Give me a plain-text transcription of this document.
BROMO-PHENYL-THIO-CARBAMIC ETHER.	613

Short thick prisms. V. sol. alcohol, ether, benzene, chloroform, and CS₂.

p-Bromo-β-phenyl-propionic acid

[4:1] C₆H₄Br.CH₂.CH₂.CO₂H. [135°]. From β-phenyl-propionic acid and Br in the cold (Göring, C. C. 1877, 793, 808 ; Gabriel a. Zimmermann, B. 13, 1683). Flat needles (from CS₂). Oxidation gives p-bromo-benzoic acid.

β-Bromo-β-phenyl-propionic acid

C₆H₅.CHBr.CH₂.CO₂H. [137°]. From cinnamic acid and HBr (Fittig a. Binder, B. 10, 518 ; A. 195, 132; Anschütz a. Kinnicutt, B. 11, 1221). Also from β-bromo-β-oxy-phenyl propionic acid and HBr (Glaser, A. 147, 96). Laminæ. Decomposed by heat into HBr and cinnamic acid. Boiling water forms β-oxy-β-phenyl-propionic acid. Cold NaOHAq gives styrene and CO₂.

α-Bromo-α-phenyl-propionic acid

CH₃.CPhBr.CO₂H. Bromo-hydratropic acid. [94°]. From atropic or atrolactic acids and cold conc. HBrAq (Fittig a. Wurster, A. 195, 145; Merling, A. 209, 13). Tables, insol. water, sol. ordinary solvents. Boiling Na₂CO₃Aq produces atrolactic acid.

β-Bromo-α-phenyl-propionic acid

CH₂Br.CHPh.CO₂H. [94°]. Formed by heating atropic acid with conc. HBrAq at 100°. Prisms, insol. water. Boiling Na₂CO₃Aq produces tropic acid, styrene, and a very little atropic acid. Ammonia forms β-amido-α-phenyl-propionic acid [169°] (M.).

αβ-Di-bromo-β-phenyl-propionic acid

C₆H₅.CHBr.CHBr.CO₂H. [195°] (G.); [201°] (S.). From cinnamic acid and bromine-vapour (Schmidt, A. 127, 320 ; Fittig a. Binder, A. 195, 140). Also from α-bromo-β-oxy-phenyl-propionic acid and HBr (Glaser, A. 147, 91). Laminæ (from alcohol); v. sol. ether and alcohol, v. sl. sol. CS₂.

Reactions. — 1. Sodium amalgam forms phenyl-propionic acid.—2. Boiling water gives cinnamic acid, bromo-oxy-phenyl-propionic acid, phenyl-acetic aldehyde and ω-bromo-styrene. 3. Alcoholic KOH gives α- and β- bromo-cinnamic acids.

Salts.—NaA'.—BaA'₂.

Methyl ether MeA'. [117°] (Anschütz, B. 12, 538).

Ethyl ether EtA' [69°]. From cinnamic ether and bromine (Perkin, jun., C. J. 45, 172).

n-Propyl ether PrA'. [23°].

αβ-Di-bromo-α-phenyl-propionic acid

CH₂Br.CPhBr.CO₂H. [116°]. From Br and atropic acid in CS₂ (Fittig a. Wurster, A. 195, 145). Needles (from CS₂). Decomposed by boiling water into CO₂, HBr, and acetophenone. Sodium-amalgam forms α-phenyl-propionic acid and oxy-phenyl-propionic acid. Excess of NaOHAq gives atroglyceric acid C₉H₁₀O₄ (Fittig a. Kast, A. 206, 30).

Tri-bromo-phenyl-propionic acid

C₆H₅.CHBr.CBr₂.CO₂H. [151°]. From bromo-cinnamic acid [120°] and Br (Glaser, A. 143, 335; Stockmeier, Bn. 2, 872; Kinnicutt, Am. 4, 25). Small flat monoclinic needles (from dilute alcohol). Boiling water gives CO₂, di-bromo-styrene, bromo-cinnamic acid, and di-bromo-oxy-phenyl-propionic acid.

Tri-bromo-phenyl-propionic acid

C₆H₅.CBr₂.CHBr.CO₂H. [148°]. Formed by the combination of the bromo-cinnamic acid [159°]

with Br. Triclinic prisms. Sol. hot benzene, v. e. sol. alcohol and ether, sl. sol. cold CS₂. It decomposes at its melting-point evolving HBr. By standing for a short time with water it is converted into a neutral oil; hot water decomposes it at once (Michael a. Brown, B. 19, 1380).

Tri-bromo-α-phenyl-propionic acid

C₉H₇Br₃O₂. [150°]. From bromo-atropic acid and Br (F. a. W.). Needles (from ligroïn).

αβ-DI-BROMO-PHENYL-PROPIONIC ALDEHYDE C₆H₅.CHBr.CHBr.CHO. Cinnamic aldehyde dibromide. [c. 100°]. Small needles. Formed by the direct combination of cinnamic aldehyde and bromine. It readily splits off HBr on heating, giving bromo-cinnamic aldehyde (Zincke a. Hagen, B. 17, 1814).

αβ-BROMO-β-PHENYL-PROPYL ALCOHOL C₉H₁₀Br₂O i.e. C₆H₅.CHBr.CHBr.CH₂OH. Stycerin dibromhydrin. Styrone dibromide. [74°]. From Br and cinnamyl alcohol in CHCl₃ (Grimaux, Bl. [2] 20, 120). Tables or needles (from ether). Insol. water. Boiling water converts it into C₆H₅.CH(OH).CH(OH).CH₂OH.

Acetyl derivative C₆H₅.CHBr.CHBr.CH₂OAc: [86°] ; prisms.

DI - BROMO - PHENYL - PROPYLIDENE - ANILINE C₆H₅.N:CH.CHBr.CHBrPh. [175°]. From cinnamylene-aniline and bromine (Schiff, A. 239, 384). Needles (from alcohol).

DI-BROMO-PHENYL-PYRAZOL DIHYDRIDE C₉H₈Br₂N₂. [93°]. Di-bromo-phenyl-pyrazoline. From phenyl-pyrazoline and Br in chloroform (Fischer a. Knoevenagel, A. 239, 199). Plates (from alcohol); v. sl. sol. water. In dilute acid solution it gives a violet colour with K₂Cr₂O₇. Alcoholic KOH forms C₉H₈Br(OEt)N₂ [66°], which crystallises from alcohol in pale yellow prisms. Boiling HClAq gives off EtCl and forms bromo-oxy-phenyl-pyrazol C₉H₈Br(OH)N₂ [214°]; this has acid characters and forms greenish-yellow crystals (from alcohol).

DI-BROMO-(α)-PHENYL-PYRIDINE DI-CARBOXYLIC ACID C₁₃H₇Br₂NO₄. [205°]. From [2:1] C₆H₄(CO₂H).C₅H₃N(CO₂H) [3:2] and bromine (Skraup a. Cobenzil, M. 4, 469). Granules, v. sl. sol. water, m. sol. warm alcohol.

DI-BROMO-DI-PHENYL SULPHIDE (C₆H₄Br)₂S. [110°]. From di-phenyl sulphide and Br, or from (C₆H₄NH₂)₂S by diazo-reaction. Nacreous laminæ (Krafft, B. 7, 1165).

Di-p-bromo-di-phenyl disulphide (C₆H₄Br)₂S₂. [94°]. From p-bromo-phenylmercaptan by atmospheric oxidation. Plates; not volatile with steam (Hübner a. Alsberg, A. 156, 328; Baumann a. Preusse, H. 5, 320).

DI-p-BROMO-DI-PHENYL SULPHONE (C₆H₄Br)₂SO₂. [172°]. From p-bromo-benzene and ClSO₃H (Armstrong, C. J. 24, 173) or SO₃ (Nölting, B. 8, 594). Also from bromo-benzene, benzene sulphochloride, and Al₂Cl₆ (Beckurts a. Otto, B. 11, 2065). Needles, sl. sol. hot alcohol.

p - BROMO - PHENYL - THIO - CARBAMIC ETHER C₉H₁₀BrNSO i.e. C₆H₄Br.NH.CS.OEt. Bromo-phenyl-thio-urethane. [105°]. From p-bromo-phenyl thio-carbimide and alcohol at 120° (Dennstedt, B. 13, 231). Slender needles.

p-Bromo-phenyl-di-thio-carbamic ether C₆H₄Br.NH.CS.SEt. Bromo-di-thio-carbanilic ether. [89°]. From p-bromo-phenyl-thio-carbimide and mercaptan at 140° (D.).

--

WHAT YOU HAVE TO DO -> Search the entries for the word "Tables" and pick out every line that holds it.

REPLY ->
CH₃.CPhBr.CO₂H. Bromo-hydratropic acid. [94°]. From atropic or atrolactic acids and cold conc. HBrAq (Fittig a. Wurster, A. 195, 145; Merling, A. 209, 13). Tables, insol. water, sol. ordinary solvents. Boiling Na₂CO₃Aq produces atrolactic acid.
αβ-BROMO-β-PHENYL-PROPYL ALCOHOL C₉H₁₀Br₂O i.e. C₆H₅.CHBr.CHBr.CH₂OH. Stycerin dibromhydrin. Styrone dibromide. [74°]. From Br and cinnamyl alcohol in CHCl₃ (Grimaux, Bl. [2] 20, 120). Tables or needles (from ether). Insol. water. Boiling water converts it into C₆H₅.CH(OH).CH(OH).CH₂OH.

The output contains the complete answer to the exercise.